(DATA SECTION):

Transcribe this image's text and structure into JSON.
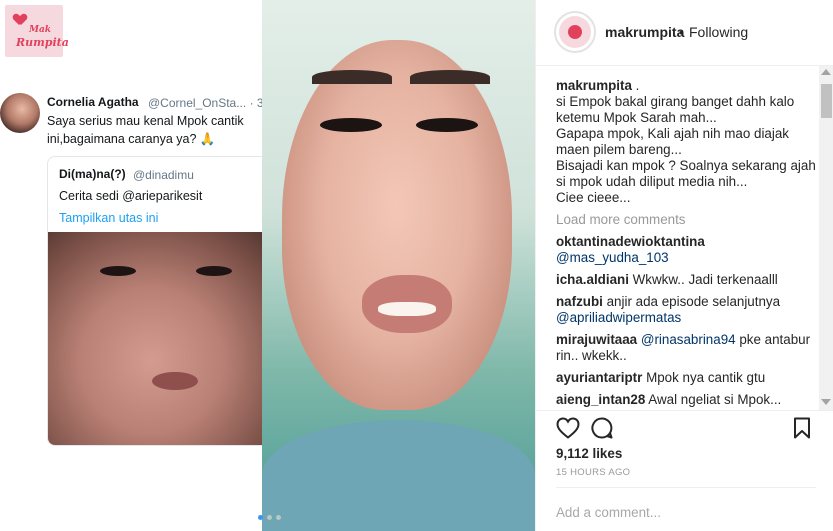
{
  "tweet": {
    "author": "Cornelia Agatha",
    "handle": "@Cornel_OnSta...",
    "more": "· 3",
    "text": "Saya serius mau kenal Mpok cantik ini,bagaimana caranya ya? 🙏",
    "quote": {
      "author": "Di(ma)na(?)",
      "handle": "@dinadimu",
      "text": "Cerita sedi @arieparikesit",
      "thread_link": "Tampilkan utas ini"
    }
  },
  "brand": {
    "logo_text": [
      "Mak",
      "Rumpita"
    ]
  },
  "post": {
    "username": "makrumpita",
    "follow_separator": "•",
    "follow_status": "Following",
    "caption_user": "makrumpita",
    "caption_lines": [
      " .",
      "si Empok bakal girang banget dahh kalo ketemu Mpok Sarah mah...",
      "Gapapa mpok, Kali ajah nih mao diajak maen pilem bareng...",
      "Bisajadi kan mpok ? Soalnya sekarang ajah si mpok udah diliput media nih...",
      "Ciee cieee..."
    ],
    "load_more": "Load more comments",
    "comments": [
      {
        "user": "oktantinadewioktantina",
        "text": "",
        "mention": "@mas_yudha_103"
      },
      {
        "user": "icha.aldiani",
        "text": "Wkwkw.. Jadi terkenaalll",
        "mention": ""
      },
      {
        "user": "nafzubi",
        "text": "anjir ada episode selanjutnya",
        "mention": "@apriliadwipermatas"
      },
      {
        "user": "mirajuwitaaa",
        "text": "pke antabur rin.. wkekk..",
        "mention": "@rinasabrina94"
      },
      {
        "user": "ayuriantariptr",
        "text": "Mpok nya cantik gtu",
        "mention": ""
      },
      {
        "user": "aieng_intan28",
        "text": "Awal ngeliat si Mpok...",
        "mention": ""
      }
    ],
    "likes": "9,112 likes",
    "time": "15 hours ago",
    "comment_placeholder": "Add a comment...",
    "icons": [
      "heart-icon",
      "comment-icon",
      "bookmark-icon"
    ]
  },
  "colors": {
    "link": "#003569",
    "muted": "#999999",
    "twitter_blue": "#1da1f2",
    "brand_pink": "#e2415e"
  }
}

(WHAT THIS TASK INVOLVES): Output a faithful copy of the data, with each picture left out.

(THE REPLY):
Transcribe this image's text and structure into JSON.
{
  "tweet": {
    "author": "Cornelia Agatha",
    "handle": "@Cornel_OnSta...",
    "more": "· 3",
    "text": "Saya serius mau kenal Mpok cantik ini,bagaimana caranya ya? 🙏",
    "quote": {
      "author": "Di(ma)na(?)",
      "handle": "@dinadimu",
      "text": "Cerita sedi @arieparikesit",
      "thread_link": "Tampilkan utas ini"
    }
  },
  "brand": {
    "logo_text": [
      "Mak",
      "Rumpita"
    ]
  },
  "post": {
    "username": "makrumpita",
    "follow_separator": "•",
    "follow_status": "Following",
    "caption_user": "makrumpita",
    "caption_lines": [
      " .",
      "si Empok bakal girang banget dahh kalo ketemu Mpok Sarah mah...",
      "Gapapa mpok, Kali ajah nih mao diajak maen pilem bareng...",
      "Bisajadi kan mpok ? Soalnya sekarang ajah si mpok udah diliput media nih...",
      "Ciee cieee..."
    ],
    "load_more": "Load more comments",
    "comments": [
      {
        "user": "oktantinadewioktantina",
        "text": "",
        "mention": "@mas_yudha_103"
      },
      {
        "user": "icha.aldiani",
        "text": "Wkwkw.. Jadi terkenaalll",
        "mention": ""
      },
      {
        "user": "nafzubi",
        "text": "anjir ada episode selanjutnya",
        "mention": "@apriliadwipermatas"
      },
      {
        "user": "mirajuwitaaa",
        "text": "pke antabur rin.. wkekk..",
        "mention": "@rinasabrina94"
      },
      {
        "user": "ayuriantariptr",
        "text": "Mpok nya cantik gtu",
        "mention": ""
      },
      {
        "user": "aieng_intan28",
        "text": "Awal ngeliat si Mpok...",
        "mention": ""
      }
    ],
    "likes": "9,112 likes",
    "time": "15 hours ago",
    "comment_placeholder": "Add a comment...",
    "icons": [
      "heart-icon",
      "comment-icon",
      "bookmark-icon"
    ]
  },
  "colors": {
    "link": "#003569",
    "muted": "#999999",
    "twitter_blue": "#1da1f2",
    "brand_pink": "#e2415e"
  }
}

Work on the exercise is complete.